# REQUIREMENTS
Locate every line in the records below that contains the word "Move", and copy each one.

(Extracted records)
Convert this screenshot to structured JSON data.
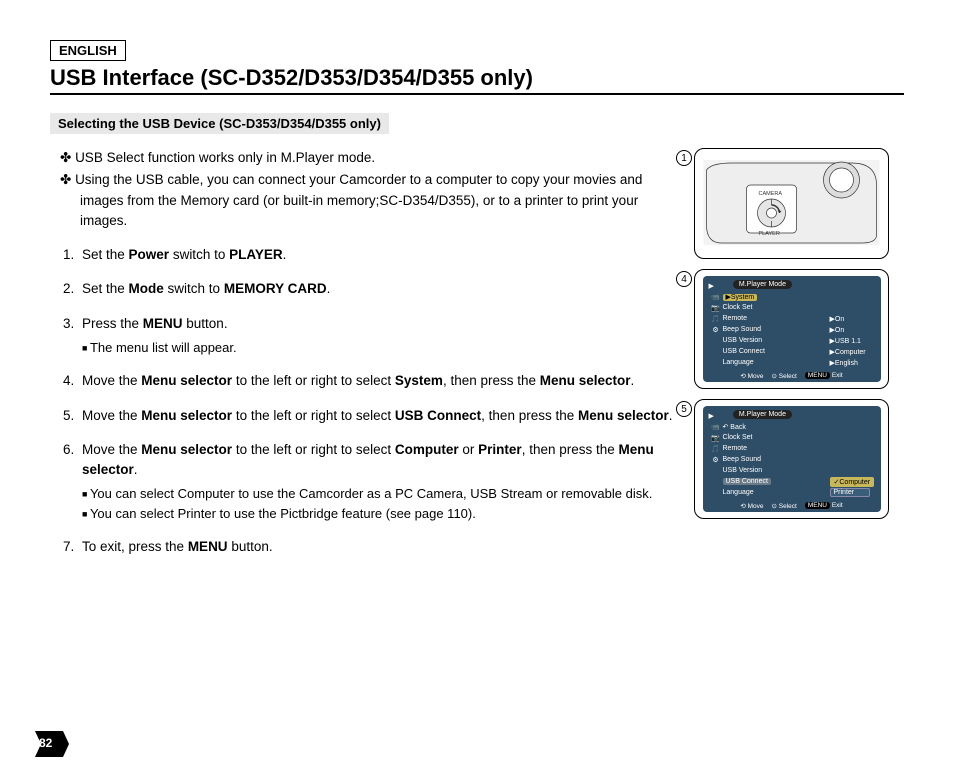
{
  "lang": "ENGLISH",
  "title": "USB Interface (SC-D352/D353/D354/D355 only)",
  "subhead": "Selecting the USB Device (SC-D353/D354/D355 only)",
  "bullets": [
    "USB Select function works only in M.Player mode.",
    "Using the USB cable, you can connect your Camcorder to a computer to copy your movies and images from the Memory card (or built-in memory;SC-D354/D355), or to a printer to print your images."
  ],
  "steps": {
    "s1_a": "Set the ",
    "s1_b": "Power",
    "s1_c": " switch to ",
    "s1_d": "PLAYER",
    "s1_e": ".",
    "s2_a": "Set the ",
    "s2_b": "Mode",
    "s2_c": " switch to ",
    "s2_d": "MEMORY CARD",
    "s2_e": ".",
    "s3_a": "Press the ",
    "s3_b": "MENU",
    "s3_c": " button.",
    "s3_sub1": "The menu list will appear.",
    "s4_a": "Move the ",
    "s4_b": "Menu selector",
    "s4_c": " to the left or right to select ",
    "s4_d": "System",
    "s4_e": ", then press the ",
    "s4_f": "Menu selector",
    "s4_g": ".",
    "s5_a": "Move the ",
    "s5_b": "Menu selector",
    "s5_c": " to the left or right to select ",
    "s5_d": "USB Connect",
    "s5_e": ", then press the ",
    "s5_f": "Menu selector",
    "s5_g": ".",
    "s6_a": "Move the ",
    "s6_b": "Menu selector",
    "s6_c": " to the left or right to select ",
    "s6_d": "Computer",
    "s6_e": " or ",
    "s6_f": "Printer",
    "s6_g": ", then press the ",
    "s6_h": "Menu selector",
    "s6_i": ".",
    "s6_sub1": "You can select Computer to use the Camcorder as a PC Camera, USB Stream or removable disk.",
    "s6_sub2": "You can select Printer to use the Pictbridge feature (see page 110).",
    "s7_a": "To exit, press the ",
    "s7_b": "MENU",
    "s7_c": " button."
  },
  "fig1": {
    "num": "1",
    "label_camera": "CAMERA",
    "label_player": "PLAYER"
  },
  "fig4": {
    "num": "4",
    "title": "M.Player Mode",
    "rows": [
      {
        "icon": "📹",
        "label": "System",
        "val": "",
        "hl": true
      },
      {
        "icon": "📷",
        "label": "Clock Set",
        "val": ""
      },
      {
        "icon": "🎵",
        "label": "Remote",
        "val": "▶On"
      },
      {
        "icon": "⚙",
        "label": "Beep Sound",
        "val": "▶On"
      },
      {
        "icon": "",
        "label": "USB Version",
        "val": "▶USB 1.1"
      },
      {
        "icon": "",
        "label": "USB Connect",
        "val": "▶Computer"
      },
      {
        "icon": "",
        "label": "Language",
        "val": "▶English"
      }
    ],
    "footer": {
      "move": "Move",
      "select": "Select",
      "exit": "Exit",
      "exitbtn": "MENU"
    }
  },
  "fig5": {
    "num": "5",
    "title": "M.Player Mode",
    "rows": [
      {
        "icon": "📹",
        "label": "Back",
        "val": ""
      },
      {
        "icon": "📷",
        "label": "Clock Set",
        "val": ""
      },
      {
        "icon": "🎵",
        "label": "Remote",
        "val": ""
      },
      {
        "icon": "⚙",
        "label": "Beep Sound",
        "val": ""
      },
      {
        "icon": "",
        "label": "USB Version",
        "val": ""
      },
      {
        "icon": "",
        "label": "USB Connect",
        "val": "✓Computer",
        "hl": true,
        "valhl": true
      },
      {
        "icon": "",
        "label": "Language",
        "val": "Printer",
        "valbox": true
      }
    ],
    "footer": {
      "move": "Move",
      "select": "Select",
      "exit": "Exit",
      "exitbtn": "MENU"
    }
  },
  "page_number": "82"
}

# EXERCISE RESPONSE
    "s4_a": "Move the ",
    "s5_a": "Move the ",
    "s6_a": "Move the ",
      "move": "Move",
      "move": "Move",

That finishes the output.